STATED EXERCISE: Find the word "JSON" in the listing; pull out each line holding it.

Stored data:
══════════
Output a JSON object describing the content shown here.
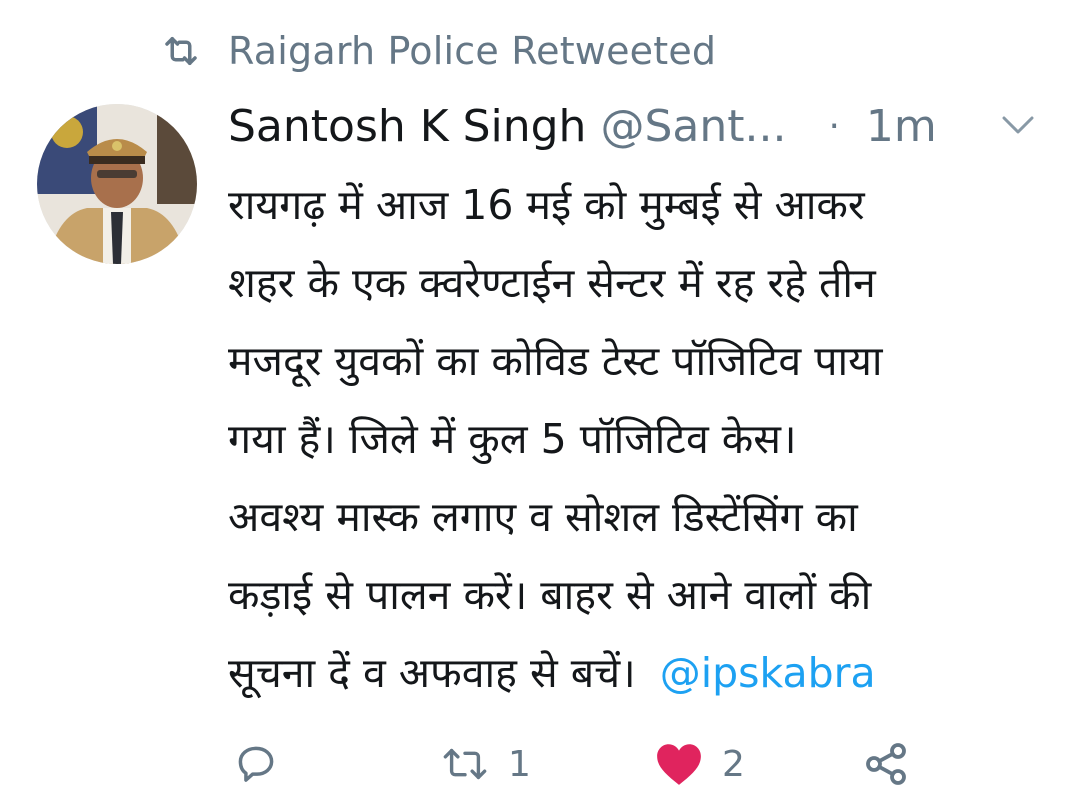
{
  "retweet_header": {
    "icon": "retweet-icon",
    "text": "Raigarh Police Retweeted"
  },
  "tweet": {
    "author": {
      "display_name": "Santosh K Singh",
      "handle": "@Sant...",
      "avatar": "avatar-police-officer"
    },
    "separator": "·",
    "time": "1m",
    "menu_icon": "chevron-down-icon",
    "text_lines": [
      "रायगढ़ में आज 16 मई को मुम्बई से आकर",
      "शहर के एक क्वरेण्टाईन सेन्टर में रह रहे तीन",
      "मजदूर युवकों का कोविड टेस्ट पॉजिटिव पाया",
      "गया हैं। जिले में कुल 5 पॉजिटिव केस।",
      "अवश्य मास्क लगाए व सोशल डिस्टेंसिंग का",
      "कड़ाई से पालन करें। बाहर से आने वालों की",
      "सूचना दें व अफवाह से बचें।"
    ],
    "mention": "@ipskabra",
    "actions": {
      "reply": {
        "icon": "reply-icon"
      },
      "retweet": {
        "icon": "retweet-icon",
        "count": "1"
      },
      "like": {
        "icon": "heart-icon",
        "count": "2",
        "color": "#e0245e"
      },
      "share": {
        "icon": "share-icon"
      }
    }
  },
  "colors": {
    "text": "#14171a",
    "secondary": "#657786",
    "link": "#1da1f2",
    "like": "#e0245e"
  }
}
══════════
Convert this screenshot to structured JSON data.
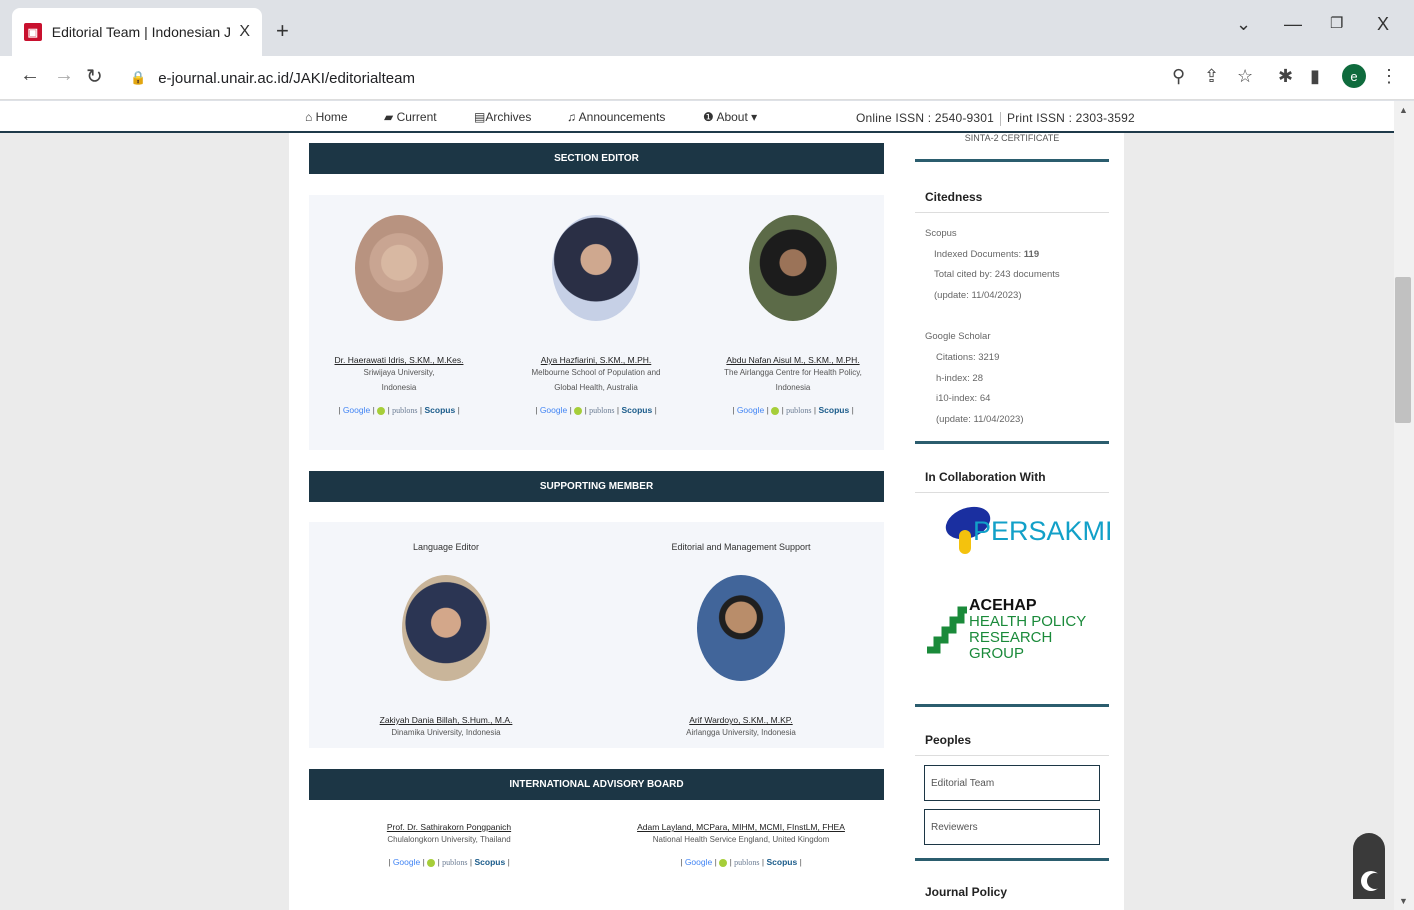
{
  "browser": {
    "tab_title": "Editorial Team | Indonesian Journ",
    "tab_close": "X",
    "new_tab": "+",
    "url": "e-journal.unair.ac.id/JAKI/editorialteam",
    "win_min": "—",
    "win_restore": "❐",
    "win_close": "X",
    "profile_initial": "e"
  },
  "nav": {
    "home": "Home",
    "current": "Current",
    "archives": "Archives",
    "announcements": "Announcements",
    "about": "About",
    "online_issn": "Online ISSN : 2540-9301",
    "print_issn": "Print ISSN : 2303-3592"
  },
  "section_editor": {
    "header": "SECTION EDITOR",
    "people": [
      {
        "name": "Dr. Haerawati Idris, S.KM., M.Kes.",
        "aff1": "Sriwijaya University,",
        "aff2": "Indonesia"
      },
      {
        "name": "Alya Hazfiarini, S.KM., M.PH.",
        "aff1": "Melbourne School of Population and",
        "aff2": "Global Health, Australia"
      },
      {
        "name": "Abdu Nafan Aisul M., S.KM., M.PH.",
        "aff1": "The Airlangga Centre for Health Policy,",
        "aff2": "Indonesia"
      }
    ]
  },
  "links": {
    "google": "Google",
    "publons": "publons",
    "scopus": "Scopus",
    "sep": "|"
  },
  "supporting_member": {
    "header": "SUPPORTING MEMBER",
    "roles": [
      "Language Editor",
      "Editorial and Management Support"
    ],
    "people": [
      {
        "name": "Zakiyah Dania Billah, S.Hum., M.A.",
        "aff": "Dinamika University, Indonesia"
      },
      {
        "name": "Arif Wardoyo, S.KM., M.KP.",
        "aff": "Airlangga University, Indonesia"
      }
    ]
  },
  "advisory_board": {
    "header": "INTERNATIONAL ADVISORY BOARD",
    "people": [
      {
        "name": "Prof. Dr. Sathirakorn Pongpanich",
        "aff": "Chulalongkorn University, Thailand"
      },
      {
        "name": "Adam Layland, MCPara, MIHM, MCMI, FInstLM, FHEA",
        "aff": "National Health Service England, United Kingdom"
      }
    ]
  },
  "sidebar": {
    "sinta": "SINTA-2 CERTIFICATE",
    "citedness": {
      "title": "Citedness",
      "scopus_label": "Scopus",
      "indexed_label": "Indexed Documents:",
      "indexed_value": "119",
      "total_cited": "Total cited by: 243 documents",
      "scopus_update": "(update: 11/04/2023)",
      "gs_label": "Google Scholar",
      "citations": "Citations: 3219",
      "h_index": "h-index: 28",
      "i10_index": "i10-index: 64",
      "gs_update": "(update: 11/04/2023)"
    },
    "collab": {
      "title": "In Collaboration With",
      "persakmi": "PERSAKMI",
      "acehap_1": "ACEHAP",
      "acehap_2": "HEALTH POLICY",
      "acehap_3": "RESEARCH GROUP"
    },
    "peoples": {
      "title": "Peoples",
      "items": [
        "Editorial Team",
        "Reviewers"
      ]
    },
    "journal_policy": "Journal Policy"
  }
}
══════════
CORRECT ANSWER:
Output a JSON object describing the content shown here.
Convert this screenshot to structured JSON data.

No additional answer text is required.